§ What you will do:
Among the lines below, list those containing the string "désordre".

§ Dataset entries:
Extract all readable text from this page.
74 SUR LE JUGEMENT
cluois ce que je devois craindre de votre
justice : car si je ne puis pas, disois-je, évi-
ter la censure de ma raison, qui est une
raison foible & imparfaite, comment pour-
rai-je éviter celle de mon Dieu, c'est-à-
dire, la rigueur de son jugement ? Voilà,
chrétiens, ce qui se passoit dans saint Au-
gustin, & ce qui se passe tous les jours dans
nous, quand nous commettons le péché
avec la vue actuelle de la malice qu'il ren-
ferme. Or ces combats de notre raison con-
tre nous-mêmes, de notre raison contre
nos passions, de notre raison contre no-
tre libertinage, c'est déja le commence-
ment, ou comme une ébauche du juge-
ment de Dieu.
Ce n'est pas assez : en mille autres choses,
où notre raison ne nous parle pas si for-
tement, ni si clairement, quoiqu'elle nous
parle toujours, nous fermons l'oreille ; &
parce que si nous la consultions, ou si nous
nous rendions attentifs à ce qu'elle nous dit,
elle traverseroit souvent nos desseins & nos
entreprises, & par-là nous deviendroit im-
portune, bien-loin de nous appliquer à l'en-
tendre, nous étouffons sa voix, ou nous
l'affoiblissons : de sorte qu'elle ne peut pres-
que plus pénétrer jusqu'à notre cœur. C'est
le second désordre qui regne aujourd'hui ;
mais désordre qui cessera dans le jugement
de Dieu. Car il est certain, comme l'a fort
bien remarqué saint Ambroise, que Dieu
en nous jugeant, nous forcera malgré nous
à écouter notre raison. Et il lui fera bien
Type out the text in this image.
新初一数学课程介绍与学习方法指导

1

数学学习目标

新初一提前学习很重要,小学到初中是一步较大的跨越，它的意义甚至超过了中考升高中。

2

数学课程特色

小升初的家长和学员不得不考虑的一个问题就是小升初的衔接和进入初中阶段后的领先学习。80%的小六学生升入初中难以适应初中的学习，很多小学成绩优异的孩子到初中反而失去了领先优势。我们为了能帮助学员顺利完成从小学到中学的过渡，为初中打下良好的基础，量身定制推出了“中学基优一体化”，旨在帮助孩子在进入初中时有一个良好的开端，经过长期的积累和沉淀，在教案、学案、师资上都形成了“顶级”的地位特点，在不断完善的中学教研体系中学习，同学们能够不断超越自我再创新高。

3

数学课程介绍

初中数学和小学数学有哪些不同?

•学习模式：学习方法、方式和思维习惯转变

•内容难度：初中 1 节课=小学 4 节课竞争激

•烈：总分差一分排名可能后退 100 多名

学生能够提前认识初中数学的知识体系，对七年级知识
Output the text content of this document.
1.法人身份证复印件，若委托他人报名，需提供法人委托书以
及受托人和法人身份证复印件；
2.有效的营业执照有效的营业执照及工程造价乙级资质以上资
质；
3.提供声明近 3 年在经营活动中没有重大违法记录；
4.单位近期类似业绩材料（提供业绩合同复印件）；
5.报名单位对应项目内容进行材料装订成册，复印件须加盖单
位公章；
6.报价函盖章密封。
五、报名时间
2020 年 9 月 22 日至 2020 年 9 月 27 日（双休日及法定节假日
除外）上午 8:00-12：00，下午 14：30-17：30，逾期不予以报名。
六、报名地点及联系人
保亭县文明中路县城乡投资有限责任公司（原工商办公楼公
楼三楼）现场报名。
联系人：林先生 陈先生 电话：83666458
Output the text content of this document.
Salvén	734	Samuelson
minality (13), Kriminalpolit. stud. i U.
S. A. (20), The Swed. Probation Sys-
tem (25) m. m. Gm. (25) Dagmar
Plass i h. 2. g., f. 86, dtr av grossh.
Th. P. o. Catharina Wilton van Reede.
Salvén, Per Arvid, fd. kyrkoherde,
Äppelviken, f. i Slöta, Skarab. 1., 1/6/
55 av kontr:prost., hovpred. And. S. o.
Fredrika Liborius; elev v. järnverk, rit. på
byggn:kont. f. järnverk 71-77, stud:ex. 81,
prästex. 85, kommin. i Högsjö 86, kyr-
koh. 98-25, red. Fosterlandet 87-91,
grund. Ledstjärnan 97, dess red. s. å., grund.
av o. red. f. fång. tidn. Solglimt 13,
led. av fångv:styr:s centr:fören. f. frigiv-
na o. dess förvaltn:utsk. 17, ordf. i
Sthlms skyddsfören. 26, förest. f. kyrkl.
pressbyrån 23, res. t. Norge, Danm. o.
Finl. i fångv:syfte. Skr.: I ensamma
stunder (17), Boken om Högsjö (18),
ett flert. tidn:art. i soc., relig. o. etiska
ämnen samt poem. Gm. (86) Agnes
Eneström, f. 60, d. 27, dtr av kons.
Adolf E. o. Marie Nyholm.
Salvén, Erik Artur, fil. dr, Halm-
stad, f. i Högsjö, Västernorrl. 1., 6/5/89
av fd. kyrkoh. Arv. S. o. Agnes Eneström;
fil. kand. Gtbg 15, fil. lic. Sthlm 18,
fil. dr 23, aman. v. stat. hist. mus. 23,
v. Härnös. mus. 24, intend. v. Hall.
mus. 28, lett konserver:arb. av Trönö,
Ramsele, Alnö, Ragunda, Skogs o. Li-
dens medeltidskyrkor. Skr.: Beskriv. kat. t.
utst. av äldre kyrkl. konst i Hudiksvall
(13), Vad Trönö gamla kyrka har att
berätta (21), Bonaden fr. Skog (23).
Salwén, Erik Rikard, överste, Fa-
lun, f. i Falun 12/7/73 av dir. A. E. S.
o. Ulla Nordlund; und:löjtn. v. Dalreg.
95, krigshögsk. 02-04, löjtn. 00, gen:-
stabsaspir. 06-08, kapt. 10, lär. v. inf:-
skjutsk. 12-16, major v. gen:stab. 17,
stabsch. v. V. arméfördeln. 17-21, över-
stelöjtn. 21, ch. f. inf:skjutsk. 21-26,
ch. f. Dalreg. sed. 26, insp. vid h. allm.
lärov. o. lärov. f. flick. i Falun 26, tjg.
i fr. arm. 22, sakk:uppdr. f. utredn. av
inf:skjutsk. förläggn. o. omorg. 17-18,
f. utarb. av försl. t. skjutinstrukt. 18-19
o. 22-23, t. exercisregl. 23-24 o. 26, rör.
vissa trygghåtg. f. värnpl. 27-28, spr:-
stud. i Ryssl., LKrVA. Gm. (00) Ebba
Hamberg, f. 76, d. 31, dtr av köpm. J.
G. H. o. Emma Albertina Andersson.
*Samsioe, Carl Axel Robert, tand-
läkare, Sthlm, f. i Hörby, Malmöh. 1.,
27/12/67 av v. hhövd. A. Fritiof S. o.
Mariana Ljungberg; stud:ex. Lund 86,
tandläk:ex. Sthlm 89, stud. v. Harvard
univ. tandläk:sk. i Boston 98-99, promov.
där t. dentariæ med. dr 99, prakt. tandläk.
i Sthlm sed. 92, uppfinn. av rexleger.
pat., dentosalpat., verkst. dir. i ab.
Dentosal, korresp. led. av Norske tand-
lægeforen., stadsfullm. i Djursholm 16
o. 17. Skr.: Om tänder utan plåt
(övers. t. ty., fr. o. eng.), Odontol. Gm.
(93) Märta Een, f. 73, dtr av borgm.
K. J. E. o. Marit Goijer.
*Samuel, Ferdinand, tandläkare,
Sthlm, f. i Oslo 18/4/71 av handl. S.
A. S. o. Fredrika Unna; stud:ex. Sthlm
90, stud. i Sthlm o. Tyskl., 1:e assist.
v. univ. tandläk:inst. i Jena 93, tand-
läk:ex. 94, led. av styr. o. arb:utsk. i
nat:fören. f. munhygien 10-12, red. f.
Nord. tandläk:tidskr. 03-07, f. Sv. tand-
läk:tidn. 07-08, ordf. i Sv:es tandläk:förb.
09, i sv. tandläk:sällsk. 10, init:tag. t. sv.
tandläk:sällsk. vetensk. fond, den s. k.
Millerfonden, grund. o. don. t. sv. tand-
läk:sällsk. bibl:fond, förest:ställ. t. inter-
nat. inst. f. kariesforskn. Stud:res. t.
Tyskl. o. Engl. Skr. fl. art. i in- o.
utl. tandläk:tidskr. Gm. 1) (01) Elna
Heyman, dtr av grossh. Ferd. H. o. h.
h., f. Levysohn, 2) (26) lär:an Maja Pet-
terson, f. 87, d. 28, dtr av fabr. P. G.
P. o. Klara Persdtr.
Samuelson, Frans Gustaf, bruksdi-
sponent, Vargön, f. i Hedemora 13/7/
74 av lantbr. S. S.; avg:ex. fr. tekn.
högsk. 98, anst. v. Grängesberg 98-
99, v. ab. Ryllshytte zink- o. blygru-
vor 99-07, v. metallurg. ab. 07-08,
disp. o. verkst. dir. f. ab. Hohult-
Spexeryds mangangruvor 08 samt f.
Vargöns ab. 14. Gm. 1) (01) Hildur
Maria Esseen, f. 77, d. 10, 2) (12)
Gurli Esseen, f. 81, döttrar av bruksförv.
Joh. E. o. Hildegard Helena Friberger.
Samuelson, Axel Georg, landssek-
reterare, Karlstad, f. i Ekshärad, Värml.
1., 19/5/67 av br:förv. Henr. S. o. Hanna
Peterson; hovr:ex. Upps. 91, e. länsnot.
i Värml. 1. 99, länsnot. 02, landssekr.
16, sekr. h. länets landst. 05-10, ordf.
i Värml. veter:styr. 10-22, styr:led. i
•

§ Solved problem:
le second désordre qui regne aujourd'hui ;
mais désordre qui cessera dans le jugement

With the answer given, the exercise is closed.